**Set exercise**
Below are the records. List every line holding the word "point".

-- BEGIN Record excerpts --

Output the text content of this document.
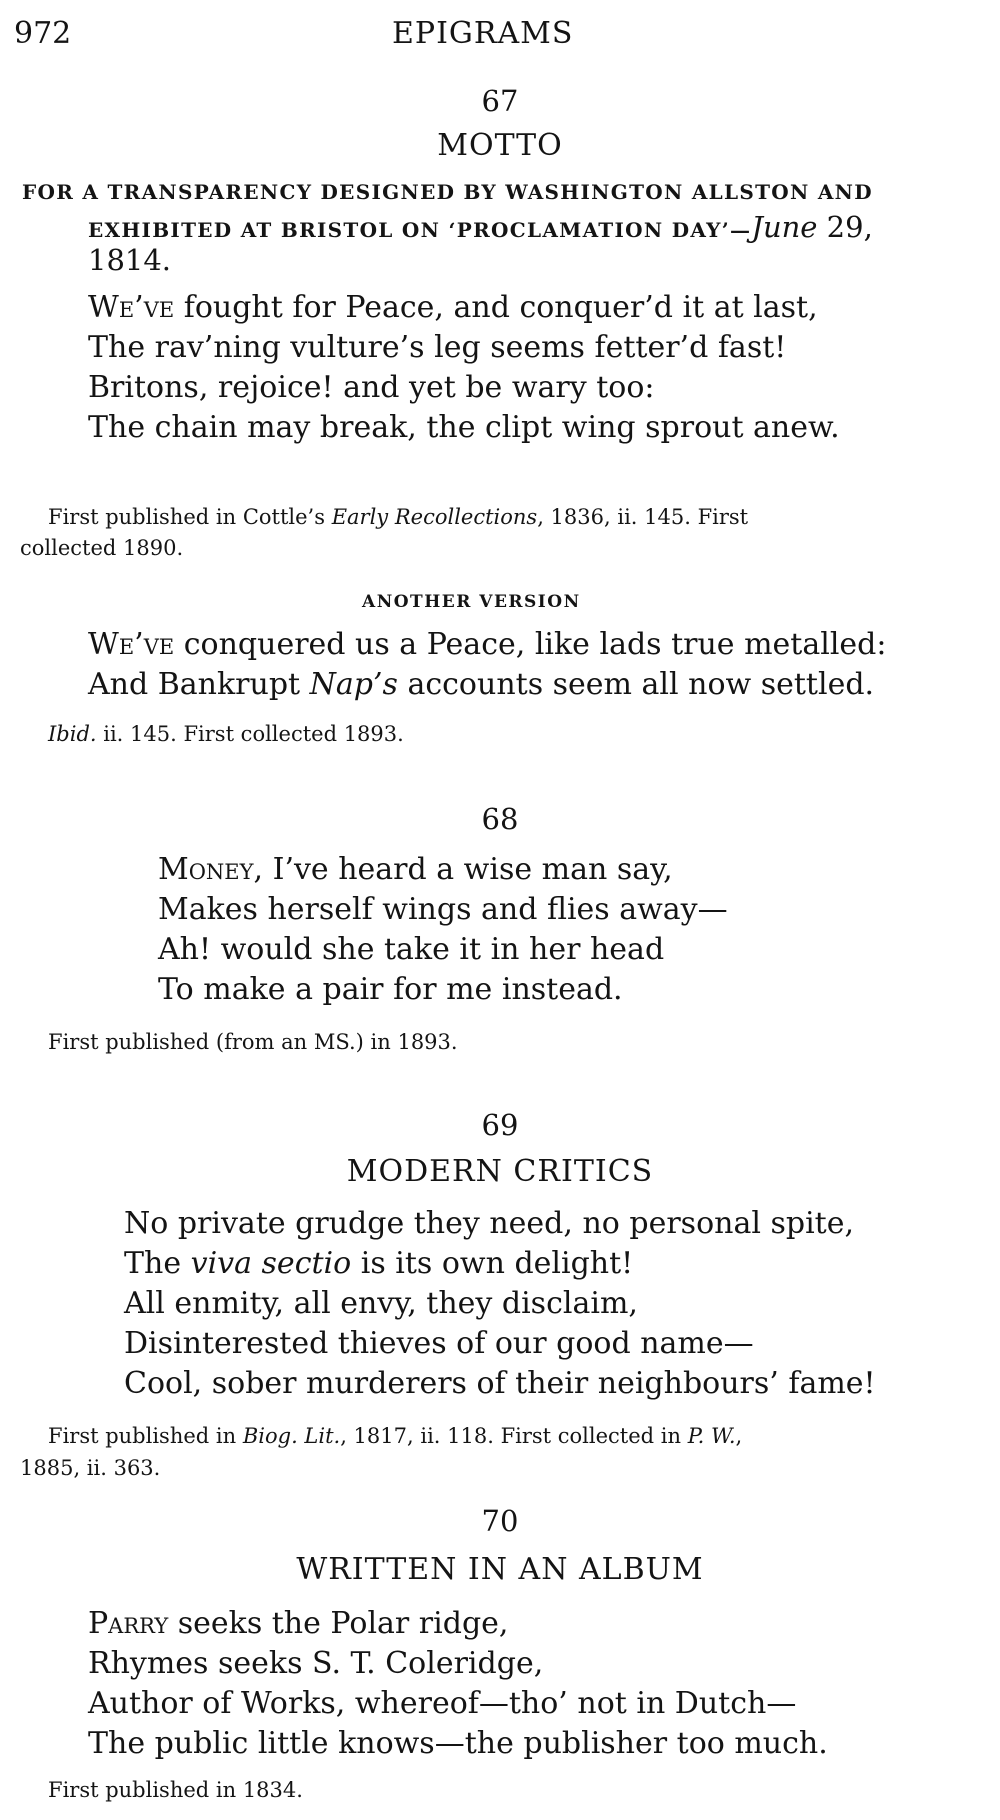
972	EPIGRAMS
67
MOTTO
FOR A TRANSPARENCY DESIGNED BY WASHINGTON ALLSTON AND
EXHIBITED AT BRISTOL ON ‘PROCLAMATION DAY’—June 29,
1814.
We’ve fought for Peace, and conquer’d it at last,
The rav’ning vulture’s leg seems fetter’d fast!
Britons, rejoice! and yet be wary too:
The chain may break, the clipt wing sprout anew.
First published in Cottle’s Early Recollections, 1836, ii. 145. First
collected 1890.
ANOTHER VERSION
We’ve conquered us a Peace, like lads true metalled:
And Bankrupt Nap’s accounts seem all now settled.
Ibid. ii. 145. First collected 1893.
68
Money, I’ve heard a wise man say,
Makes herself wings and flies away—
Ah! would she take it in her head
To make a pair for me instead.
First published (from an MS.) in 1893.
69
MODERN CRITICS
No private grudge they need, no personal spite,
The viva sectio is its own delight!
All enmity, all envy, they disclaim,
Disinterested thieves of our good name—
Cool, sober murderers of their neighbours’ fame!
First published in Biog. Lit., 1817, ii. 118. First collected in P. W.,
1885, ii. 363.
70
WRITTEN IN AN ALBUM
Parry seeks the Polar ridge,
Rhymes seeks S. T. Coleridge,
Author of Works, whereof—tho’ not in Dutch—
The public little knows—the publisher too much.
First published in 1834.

-- END Record excerpts --
-- BEGIN Record excerpts --

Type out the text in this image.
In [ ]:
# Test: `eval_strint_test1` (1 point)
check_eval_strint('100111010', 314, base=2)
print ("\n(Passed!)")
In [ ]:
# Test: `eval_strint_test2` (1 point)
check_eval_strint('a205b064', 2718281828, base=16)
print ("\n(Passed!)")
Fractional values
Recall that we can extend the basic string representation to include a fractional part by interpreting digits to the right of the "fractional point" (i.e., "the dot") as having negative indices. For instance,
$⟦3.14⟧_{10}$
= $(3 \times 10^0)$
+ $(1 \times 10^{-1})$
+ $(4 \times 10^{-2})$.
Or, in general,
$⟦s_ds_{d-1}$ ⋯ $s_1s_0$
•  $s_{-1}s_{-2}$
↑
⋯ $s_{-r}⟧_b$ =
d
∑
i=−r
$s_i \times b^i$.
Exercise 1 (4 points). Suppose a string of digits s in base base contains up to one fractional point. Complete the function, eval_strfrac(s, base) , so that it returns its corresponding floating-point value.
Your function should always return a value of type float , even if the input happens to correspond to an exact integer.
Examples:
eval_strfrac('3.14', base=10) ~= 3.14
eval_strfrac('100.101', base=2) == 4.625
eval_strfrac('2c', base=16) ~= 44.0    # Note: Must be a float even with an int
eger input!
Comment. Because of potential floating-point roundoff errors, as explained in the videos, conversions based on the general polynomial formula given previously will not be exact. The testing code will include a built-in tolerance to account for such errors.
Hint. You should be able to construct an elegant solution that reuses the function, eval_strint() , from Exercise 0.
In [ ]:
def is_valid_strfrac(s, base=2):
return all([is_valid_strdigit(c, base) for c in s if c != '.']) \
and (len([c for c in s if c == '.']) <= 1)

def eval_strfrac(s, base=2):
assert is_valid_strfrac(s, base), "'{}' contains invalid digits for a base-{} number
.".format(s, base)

-- END Record excerpts --
-- BEGIN Record excerpts --

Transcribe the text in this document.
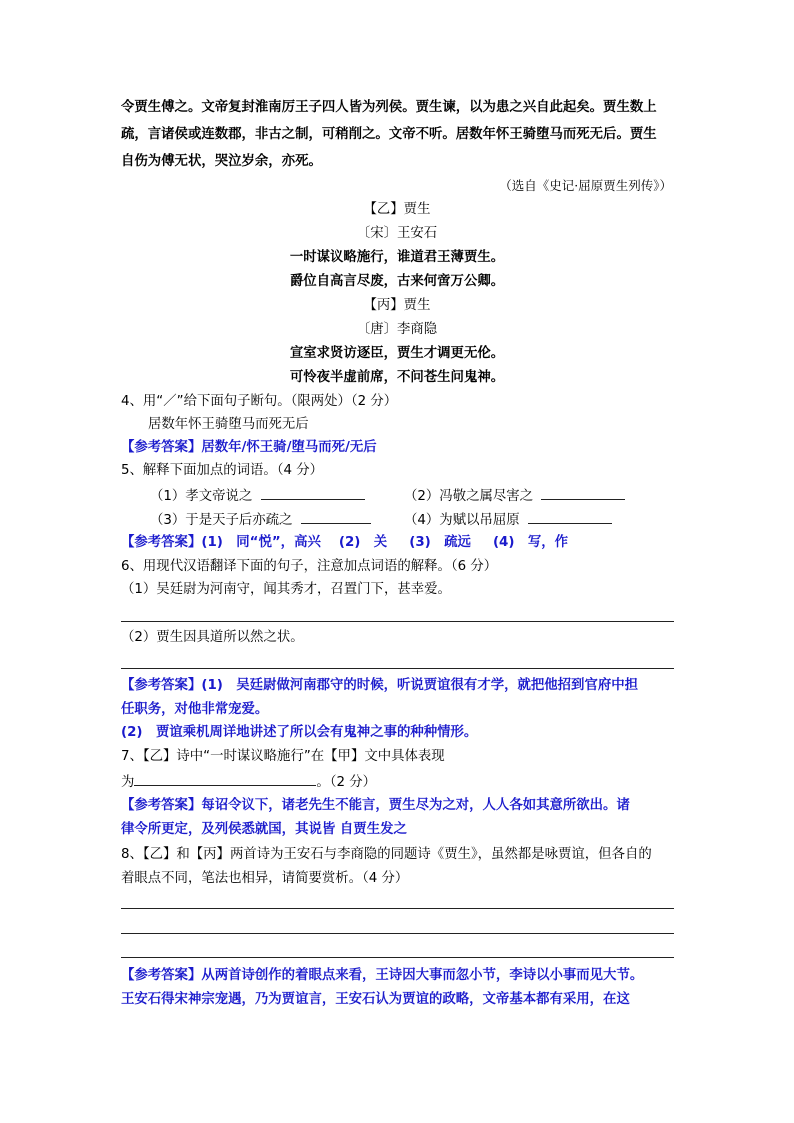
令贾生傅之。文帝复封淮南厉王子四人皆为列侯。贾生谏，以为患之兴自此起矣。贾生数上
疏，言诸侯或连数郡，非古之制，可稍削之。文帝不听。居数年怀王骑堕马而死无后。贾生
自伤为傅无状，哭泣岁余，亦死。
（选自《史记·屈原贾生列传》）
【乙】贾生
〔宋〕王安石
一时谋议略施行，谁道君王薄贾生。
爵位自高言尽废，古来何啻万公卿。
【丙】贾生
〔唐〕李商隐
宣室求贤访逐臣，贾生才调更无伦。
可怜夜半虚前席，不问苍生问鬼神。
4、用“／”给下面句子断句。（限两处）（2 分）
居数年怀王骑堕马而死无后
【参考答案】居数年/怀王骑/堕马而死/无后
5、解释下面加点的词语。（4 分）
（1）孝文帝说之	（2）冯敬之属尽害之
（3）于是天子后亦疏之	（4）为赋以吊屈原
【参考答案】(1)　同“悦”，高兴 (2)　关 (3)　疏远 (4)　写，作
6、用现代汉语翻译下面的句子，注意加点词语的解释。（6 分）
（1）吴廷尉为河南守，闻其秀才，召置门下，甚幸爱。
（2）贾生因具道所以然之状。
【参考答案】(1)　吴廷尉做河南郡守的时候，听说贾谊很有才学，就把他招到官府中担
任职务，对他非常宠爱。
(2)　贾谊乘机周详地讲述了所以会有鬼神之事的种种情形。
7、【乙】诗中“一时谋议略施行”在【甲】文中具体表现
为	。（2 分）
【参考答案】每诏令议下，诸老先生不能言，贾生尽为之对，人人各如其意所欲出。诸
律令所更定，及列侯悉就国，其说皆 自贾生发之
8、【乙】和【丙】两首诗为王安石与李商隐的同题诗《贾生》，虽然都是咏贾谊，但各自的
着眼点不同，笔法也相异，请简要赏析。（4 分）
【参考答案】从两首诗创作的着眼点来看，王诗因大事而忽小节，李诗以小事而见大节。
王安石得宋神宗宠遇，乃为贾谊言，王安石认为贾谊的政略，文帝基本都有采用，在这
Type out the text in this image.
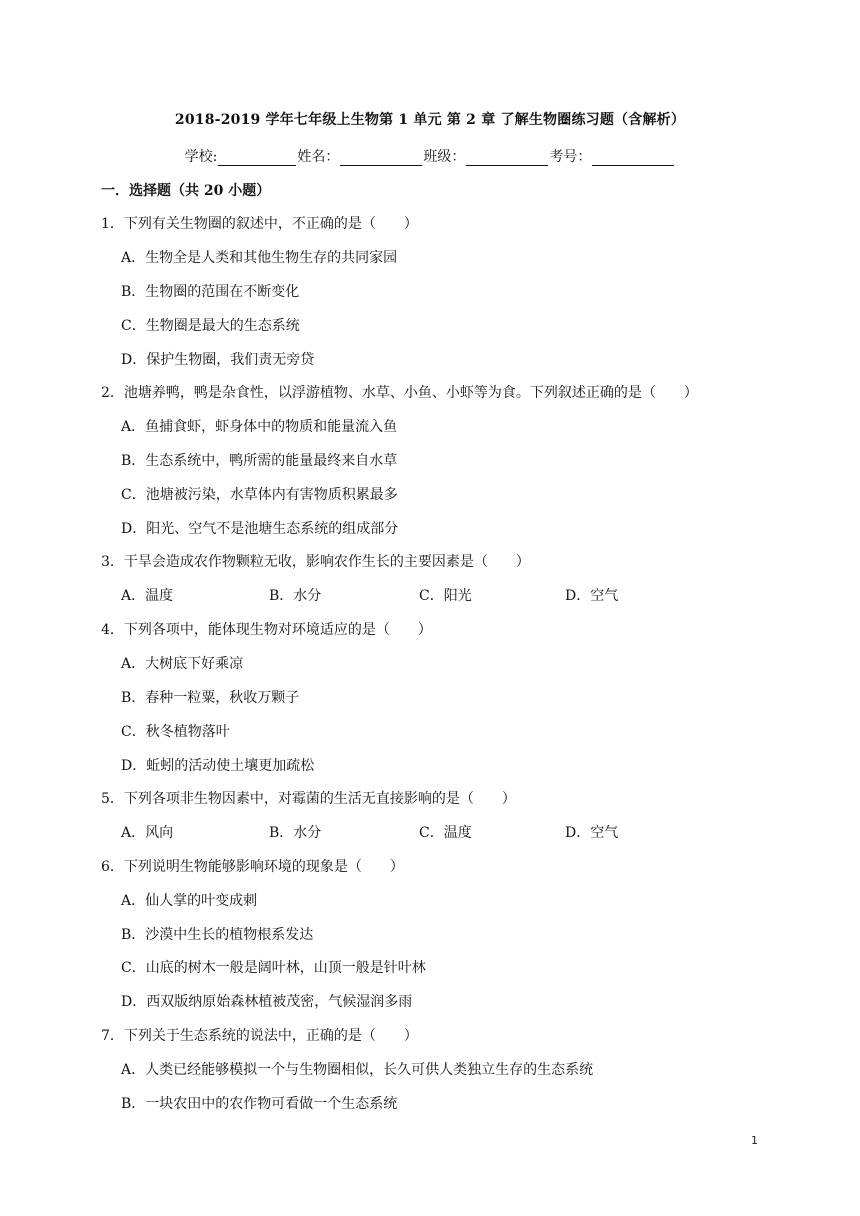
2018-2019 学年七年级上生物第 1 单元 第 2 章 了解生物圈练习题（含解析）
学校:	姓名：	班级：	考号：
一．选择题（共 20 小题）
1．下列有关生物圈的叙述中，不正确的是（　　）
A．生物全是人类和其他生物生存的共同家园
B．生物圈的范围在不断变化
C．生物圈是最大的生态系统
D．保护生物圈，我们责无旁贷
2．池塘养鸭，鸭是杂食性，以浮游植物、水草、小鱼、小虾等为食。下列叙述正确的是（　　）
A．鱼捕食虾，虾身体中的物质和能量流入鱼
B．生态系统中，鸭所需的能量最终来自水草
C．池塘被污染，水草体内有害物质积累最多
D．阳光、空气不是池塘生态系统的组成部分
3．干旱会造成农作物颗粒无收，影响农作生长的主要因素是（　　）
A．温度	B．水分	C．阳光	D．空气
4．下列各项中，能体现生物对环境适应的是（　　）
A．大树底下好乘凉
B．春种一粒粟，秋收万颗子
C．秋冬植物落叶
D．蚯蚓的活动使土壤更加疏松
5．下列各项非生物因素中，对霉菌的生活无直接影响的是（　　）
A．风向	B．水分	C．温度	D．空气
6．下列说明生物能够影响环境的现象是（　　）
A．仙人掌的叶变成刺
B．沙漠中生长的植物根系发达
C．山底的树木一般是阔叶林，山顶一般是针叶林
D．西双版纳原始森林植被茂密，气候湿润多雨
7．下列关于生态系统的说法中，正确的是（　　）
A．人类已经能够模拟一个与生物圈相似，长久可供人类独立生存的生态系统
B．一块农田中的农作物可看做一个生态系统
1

-- END Record excerpts --

**The response**
# Test: `eval_strint_test1` (1 point)
# Test: `eval_strint_test2` (1 point)
Recall that we can extend the basic string representation to include a fractional part by interpreting digits to the right of the "fractional point" (i.e., "the dot") as having negative indices. For instance,
Exercise 1 (4 points). Suppose a string of digits s in base base contains up to one fractional point. Complete the function, eval_strfrac(s, base) , so that it returns its corresponding floating-point value.
Comment. Because of potential floating-point roundoff errors, as explained in the videos, conversions based on the general polynomial formula given previously will not be exact. The testing code will include a built-in tolerance to account for such errors.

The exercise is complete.